▶ **Exercise task**: Determine how many lines in these records hold "Garapu". Only the number is wanted.

(Stored data)

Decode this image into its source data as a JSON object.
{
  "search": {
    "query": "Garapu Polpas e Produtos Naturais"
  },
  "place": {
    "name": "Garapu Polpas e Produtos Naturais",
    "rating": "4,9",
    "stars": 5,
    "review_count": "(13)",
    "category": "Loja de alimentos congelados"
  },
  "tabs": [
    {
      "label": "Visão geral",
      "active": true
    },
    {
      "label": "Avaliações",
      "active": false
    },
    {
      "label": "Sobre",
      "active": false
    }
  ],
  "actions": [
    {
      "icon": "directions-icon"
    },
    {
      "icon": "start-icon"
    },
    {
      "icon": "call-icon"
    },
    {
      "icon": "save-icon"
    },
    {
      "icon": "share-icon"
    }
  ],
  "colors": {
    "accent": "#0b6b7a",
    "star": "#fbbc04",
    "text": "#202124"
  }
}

▶ **The result**: 2